EXERCISE DESCRIPTION:
Where a line holds the word "results", copy that line.

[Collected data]
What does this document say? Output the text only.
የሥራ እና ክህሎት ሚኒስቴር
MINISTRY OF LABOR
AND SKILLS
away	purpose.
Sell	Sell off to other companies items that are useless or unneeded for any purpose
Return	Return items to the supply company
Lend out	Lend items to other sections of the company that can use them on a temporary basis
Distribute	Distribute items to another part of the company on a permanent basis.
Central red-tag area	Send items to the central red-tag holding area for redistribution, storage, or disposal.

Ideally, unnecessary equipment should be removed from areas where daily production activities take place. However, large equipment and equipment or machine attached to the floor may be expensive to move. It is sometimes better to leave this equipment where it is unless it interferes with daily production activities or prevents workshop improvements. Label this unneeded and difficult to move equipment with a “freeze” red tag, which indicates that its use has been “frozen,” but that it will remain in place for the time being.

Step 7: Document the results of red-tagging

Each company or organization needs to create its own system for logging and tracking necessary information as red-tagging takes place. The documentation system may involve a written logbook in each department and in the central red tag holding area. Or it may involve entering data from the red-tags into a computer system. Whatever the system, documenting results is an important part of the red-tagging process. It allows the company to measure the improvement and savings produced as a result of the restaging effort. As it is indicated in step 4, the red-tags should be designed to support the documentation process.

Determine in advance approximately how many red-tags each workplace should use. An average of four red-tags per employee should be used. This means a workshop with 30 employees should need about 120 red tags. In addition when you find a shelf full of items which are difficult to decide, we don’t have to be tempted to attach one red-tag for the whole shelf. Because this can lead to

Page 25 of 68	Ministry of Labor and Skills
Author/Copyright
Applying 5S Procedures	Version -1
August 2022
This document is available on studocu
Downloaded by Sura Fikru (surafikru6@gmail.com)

FINAL ANSWER:
Step 7: Document the results of red-tagging
Each company or organization needs to create its own system for logging and tracking necessary information as red-tagging takes place. The documentation system may involve a written logbook in each department and in the central red tag holding area. Or it may involve entering data from the red-tags into a computer system. Whatever the system, documenting results is an important part of the red-tagging process. It allows the company to measure the improvement and savings produced as a result of the restaging effort. As it is indicated in step 4, the red-tags should be designed to support the documentation process.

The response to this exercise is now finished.